### [DIRECTIONS FOR THIS TASK]
Give the lines from the first one through the line containing "price-tick-label: 1.32410 (1553, 247, 1591, 259)", both included, as a JSON list of strings with one string per line and no blank lines.

### [GIVEN RECORDS]
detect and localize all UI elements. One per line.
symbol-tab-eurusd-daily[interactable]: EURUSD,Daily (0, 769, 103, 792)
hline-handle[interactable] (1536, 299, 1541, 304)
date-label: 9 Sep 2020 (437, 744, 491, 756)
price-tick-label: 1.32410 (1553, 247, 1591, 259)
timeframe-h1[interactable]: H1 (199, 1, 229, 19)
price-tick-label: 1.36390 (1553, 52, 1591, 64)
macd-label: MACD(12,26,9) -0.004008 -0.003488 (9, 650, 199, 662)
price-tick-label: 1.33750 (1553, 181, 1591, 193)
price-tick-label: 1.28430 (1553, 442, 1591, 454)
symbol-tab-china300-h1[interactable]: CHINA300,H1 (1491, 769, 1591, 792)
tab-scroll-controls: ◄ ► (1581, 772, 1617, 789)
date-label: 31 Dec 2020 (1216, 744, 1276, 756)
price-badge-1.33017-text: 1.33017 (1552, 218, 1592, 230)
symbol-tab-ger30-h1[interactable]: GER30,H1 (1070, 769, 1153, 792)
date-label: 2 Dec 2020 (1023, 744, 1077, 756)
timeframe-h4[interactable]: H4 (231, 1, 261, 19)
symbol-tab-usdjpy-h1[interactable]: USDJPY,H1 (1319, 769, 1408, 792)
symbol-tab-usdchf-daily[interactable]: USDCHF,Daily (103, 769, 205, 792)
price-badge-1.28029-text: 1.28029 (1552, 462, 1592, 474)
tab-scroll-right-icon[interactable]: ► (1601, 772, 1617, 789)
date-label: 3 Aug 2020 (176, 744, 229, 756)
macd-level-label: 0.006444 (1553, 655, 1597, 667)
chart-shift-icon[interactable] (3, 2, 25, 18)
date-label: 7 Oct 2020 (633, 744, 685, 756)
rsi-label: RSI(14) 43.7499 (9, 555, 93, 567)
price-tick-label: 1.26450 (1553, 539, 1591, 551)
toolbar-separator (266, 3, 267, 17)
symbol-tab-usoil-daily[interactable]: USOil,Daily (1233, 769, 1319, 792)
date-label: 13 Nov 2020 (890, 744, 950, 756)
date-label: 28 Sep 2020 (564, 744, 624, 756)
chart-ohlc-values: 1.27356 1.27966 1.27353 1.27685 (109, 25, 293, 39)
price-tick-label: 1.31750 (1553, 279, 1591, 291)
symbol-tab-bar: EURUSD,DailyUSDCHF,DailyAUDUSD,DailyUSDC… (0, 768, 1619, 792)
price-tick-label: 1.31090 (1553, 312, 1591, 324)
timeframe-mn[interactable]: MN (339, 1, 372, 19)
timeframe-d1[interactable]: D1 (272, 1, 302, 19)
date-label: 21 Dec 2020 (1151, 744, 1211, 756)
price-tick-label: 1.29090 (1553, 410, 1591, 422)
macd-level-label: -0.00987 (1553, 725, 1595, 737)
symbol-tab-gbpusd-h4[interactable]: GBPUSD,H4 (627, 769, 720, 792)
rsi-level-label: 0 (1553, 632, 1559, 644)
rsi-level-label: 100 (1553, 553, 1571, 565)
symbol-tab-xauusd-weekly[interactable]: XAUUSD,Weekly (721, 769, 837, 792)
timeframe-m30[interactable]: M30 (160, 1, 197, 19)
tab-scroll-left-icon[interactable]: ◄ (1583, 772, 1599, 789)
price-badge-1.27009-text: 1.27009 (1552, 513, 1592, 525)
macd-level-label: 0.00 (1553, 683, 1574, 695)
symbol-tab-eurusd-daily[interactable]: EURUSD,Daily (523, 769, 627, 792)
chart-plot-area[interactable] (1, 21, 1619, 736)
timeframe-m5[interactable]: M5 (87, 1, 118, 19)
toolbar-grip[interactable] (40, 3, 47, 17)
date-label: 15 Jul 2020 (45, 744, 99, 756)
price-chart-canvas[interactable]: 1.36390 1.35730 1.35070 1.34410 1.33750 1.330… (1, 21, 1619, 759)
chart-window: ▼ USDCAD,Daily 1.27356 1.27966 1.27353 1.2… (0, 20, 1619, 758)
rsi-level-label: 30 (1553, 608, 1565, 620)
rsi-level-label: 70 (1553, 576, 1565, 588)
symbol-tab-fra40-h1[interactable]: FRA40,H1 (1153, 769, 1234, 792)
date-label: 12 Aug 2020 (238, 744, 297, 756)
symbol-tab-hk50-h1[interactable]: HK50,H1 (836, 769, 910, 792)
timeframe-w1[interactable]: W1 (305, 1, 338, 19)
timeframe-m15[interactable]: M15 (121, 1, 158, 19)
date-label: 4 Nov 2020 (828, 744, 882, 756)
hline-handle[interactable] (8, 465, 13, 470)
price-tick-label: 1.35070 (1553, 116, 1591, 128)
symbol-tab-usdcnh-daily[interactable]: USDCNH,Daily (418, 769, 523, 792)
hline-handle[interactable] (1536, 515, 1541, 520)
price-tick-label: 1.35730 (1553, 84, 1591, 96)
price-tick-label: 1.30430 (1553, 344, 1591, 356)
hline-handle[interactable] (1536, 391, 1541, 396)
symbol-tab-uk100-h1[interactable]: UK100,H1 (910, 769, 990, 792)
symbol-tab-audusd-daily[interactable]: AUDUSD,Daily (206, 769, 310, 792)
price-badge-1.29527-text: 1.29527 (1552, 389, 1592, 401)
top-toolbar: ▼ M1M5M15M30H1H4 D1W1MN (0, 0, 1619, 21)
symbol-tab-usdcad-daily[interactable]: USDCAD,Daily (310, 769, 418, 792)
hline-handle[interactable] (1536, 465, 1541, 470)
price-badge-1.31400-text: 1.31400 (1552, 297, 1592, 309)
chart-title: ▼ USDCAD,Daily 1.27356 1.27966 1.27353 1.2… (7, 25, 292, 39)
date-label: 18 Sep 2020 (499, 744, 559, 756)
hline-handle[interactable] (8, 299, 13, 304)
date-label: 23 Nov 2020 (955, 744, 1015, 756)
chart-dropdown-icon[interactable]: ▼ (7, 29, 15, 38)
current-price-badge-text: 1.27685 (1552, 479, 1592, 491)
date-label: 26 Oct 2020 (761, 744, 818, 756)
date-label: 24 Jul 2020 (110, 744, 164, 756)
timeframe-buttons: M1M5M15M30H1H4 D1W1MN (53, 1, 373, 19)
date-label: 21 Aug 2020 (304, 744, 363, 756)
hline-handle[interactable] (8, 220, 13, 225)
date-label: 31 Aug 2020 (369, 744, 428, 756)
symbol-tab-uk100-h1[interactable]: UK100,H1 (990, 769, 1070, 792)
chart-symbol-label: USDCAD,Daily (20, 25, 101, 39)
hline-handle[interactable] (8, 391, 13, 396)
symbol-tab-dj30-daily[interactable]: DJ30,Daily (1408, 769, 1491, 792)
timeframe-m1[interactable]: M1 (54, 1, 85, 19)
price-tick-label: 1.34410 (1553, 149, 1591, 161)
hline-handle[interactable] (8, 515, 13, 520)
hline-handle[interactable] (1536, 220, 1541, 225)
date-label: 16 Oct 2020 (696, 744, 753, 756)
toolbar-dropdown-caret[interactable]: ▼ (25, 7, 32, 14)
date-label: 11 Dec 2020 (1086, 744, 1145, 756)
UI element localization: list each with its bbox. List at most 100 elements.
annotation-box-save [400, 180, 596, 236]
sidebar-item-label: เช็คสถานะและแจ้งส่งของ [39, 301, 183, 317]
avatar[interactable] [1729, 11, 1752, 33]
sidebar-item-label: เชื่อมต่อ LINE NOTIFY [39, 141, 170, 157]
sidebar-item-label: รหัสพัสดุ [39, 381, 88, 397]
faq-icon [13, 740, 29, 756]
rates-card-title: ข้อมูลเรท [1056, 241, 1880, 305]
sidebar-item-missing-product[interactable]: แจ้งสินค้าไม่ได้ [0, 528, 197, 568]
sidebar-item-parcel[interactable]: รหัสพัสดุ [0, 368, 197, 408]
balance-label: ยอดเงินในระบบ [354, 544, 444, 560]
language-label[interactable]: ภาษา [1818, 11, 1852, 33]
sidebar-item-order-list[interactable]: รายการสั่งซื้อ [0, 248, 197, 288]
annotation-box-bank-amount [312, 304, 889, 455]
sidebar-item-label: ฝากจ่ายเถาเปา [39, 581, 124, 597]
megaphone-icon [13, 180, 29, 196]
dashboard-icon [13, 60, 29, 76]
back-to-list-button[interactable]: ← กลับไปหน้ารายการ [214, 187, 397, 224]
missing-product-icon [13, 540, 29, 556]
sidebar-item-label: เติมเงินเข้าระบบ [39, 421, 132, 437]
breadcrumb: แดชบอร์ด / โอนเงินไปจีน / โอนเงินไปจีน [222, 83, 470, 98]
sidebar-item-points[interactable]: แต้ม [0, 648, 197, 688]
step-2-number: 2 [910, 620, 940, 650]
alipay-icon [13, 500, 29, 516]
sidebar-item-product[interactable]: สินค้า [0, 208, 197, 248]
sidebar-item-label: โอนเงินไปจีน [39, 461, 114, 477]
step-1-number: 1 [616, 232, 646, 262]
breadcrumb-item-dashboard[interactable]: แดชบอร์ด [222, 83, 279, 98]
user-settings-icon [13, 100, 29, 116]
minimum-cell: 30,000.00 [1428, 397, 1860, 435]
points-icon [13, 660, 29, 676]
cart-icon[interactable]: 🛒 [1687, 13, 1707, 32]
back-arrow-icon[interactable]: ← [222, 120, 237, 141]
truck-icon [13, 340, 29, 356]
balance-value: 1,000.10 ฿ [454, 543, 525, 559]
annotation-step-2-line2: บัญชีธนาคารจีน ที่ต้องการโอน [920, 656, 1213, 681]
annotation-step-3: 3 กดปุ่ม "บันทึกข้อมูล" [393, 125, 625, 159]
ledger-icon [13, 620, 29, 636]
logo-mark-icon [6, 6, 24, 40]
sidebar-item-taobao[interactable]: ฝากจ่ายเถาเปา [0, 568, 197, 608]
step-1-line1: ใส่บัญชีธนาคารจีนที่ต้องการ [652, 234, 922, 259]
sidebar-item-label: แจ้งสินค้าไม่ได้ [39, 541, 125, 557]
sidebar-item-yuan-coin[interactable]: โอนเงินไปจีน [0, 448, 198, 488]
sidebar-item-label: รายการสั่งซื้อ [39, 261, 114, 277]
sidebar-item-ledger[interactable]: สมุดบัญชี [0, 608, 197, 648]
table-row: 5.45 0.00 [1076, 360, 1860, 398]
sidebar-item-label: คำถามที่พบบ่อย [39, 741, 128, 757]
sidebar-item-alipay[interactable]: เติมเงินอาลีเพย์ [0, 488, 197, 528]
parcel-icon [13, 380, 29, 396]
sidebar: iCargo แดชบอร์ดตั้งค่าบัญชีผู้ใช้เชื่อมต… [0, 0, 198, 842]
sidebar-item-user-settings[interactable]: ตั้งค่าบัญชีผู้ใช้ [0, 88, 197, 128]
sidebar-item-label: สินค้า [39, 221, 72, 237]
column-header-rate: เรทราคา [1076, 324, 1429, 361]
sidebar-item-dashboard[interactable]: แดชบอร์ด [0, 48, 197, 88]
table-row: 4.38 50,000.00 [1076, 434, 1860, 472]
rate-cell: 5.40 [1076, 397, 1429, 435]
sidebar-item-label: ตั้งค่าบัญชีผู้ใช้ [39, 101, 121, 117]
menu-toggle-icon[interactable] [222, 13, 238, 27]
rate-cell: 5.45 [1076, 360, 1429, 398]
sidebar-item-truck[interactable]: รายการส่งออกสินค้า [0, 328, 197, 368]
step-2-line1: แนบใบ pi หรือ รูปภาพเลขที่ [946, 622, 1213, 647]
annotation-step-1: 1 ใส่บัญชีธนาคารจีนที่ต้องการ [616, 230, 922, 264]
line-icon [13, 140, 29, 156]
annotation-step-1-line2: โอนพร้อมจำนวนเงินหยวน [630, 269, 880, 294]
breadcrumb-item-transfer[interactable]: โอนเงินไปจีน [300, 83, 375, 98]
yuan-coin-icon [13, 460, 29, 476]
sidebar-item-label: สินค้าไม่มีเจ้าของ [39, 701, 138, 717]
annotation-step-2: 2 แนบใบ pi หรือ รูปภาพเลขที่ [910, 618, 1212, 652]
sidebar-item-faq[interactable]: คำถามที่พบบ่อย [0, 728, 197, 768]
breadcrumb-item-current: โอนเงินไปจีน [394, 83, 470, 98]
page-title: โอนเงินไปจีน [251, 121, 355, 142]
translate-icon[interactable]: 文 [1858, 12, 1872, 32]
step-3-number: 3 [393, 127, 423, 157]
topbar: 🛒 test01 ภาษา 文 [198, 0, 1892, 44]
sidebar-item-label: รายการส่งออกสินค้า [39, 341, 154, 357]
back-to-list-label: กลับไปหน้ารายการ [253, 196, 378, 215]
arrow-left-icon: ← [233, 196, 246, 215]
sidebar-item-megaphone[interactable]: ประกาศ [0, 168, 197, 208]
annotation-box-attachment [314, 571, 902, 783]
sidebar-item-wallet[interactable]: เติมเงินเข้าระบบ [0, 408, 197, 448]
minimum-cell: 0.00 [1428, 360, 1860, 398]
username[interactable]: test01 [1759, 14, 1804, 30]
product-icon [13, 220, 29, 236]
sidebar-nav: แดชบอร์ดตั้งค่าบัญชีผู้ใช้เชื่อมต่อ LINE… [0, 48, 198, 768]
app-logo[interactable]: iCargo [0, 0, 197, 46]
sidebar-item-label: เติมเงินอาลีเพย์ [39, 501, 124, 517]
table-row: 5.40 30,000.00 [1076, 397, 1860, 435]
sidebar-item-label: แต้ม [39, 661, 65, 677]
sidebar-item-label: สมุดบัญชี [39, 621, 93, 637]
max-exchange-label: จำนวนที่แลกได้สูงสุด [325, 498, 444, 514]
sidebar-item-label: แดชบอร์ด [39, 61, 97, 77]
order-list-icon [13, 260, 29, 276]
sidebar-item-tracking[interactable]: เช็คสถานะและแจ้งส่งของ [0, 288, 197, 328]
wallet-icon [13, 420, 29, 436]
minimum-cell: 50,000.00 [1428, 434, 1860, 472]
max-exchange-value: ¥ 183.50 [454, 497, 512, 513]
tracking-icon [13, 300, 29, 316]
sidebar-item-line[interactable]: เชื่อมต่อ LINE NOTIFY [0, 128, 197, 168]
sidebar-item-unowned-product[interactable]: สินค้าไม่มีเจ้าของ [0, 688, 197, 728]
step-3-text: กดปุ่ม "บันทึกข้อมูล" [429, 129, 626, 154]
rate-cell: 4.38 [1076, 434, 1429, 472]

### [COMPLETE OUTPUT]
[
  "detect and localize all UI elements. One per line.",
  "symbol-tab-eurusd-daily[interactable]: EURUSD,Daily (0, 769, 103, 792)",
  "hline-handle[interactable] (1536, 299, 1541, 304)",
  "date-label: 9 Sep 2020 (437, 744, 491, 756)",
  "price-tick-label: 1.32410 (1553, 247, 1591, 259)"
]